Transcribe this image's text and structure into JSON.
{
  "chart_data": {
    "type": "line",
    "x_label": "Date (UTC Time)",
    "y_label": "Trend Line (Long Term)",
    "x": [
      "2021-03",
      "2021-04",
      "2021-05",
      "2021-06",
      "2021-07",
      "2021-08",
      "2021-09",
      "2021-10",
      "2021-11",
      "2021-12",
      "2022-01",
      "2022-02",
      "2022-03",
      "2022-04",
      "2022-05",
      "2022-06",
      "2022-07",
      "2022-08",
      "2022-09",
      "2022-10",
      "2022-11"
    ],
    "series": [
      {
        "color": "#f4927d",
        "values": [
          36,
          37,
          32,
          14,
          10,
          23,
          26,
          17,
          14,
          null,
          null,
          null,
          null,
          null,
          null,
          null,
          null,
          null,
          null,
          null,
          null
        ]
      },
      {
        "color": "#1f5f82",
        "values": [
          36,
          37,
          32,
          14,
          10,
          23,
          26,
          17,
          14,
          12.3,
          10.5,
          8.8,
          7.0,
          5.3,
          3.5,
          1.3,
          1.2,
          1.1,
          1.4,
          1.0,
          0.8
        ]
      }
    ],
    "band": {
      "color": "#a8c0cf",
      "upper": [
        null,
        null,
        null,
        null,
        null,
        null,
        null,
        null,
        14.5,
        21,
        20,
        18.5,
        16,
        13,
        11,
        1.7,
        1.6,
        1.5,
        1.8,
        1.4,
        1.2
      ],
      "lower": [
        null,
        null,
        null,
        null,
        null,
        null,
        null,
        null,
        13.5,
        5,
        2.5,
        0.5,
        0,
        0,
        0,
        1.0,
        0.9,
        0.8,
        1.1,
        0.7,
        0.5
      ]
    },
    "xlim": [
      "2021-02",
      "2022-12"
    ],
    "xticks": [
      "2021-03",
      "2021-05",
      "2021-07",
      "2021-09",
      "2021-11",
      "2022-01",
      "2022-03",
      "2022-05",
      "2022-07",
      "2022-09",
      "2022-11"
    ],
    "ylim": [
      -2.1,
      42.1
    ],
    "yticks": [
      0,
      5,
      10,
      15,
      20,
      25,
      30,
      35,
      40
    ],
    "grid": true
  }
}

- Required work -
Copy out each line of the records that holds the string "color".

- Result -
        "color": "#f4927d",
        "color": "#1f5f82",
      "color": "#a8c0cf",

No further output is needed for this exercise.